What to work on - Gather from the listing below each line that includes the word "color", and copy it.

Stored records -
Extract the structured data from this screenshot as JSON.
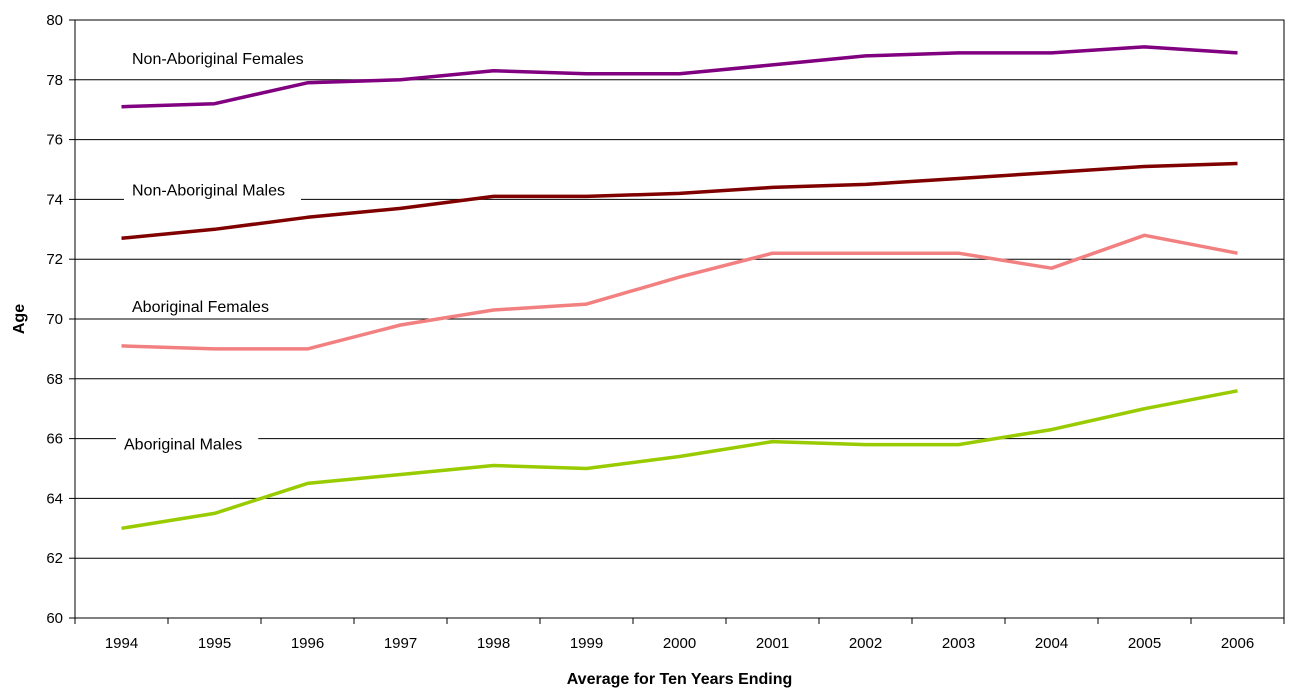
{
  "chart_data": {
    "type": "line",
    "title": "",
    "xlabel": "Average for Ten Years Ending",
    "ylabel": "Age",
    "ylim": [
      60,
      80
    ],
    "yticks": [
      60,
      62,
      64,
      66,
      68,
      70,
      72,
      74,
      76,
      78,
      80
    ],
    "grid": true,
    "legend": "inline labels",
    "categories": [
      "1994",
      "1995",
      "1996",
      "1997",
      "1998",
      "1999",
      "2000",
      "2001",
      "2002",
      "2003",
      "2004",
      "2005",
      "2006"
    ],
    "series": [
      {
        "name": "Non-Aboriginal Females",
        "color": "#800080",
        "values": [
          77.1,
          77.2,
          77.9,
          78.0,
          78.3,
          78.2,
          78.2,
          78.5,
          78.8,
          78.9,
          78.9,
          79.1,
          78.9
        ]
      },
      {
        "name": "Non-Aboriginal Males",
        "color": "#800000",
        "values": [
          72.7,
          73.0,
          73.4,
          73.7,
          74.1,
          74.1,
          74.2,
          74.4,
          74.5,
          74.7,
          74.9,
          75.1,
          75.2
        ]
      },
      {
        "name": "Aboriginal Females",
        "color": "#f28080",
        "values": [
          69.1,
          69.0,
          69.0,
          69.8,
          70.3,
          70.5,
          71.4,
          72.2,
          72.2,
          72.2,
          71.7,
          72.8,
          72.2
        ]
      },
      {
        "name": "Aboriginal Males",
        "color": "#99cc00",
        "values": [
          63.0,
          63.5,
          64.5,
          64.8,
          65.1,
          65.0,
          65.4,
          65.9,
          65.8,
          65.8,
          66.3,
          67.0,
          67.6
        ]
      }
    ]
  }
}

Correct response -
        "color": "#800080",
        "color": "#800000",
        "color": "#f28080",
        "color": "#99cc00",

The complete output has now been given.